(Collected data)
□ □ □ □ □

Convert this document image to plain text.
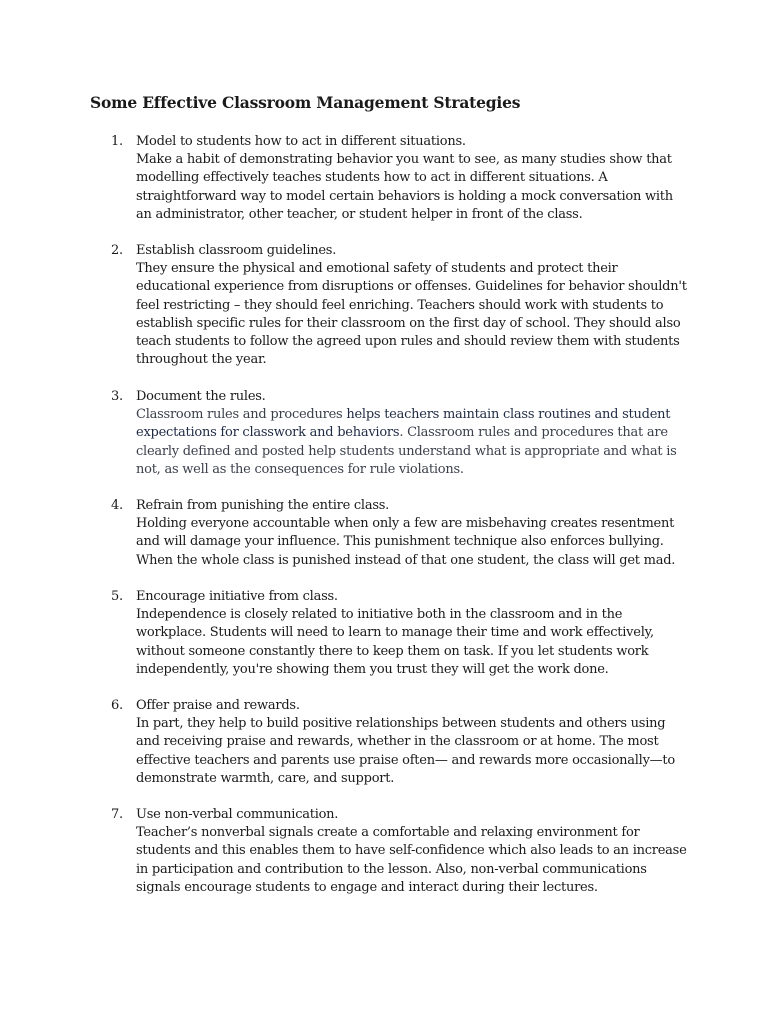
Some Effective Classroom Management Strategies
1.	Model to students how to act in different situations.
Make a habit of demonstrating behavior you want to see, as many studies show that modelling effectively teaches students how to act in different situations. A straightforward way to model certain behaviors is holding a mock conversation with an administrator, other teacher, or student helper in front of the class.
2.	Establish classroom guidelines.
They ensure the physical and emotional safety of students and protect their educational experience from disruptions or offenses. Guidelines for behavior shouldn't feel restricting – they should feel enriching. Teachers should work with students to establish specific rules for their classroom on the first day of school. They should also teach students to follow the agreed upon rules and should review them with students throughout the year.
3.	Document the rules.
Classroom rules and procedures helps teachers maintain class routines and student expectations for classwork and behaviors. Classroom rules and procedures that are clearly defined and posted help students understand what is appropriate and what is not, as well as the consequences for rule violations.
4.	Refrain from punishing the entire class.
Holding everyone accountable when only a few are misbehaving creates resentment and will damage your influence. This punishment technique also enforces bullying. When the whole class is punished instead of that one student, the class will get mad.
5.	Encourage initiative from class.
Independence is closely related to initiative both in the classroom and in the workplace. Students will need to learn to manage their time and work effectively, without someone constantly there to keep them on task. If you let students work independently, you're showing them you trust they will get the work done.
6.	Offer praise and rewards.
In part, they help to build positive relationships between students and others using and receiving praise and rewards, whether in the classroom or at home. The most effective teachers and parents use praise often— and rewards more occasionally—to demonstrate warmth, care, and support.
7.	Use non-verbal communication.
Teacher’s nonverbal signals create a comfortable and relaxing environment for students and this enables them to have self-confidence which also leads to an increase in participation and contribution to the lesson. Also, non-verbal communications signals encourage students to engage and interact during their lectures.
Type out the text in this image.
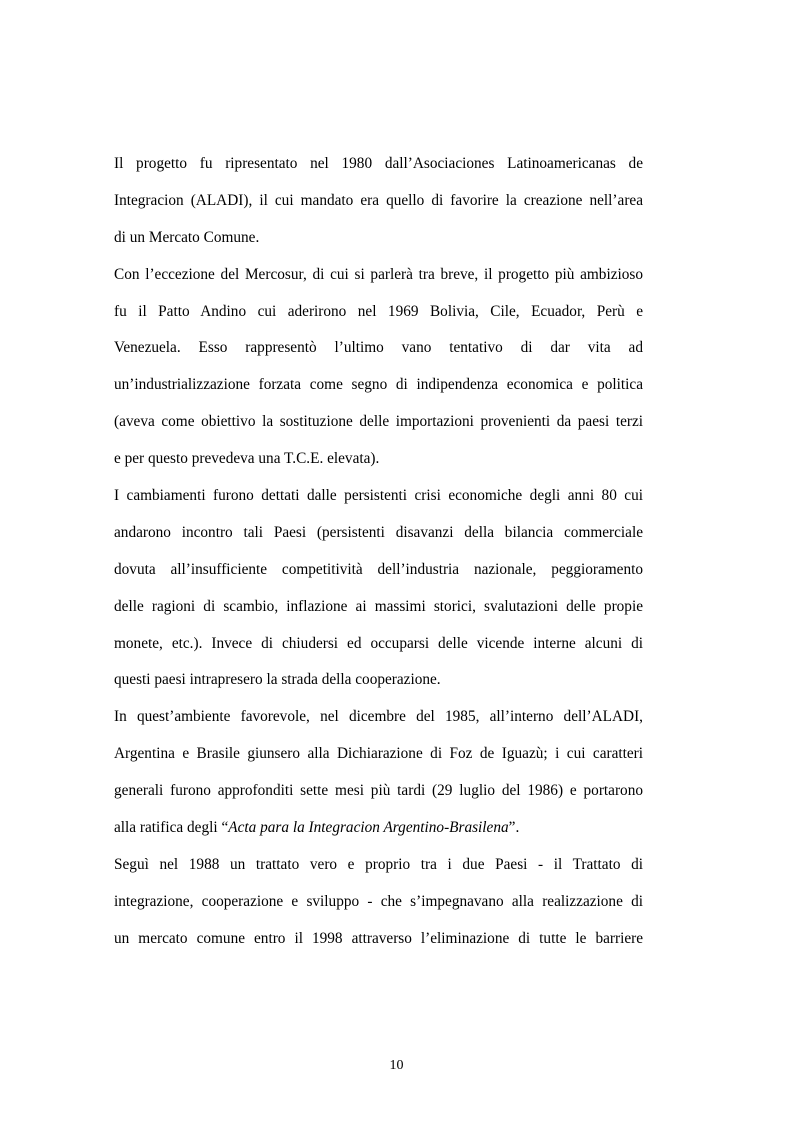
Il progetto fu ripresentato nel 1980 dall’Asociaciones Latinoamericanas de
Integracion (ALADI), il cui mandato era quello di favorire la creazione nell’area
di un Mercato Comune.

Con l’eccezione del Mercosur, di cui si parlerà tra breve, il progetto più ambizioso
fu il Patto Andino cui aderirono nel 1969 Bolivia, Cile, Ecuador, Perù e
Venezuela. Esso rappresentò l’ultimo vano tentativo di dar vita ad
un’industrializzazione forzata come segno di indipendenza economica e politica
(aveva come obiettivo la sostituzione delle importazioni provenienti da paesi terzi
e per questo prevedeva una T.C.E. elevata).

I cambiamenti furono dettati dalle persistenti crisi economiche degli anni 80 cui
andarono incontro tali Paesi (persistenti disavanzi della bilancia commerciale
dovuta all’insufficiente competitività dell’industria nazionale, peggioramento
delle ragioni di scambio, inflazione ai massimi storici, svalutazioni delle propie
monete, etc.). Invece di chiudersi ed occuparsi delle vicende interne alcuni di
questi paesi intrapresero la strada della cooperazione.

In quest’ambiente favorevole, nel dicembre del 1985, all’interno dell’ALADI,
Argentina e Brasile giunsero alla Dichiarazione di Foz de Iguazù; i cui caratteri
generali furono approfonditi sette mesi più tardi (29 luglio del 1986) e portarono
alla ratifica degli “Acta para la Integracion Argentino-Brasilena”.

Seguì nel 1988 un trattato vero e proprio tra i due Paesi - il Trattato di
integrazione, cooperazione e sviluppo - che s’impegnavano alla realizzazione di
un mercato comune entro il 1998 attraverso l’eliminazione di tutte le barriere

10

□ □ □ □ □

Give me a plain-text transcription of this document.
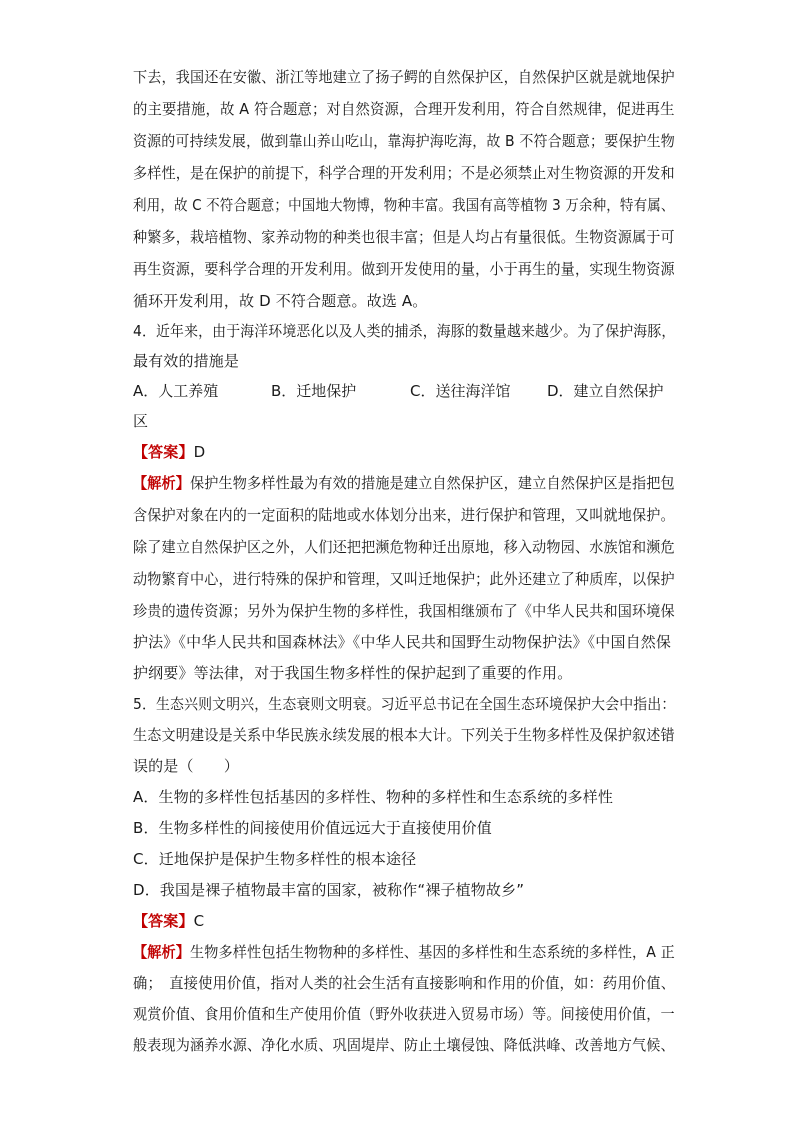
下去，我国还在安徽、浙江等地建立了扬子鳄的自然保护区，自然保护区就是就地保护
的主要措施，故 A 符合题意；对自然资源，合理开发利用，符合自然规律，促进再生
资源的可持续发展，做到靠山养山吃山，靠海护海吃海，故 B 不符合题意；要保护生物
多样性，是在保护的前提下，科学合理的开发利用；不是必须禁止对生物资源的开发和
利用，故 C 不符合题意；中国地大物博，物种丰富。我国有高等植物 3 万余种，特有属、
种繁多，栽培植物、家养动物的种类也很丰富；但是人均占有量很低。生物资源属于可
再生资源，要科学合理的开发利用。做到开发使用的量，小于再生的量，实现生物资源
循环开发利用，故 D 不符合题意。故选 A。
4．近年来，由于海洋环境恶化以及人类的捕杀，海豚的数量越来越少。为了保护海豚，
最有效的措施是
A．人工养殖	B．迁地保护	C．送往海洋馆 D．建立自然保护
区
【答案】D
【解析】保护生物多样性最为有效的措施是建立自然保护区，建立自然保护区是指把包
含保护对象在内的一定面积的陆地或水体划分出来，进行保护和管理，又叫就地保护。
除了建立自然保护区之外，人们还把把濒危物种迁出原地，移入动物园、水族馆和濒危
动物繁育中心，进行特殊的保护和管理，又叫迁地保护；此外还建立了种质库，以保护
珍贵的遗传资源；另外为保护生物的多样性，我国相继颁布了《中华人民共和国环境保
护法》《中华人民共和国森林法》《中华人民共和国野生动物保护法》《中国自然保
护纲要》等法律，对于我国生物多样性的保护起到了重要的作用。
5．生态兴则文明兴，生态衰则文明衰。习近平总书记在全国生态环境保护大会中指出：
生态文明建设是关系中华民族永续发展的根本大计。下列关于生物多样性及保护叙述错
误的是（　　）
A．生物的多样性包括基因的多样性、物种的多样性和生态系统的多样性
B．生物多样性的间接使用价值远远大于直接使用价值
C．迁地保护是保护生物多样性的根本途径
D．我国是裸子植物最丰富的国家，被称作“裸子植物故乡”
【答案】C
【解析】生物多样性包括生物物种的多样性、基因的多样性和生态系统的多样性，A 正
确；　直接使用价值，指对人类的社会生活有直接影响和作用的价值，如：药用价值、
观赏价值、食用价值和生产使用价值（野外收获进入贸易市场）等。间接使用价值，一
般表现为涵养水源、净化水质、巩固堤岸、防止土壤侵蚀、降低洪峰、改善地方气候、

□ □ □ □ □

PROBLEM REQUIREMENTS: Provide the number of lines containing the string "text", with no other output.

ANSWER TO THIS PROBLEM: 3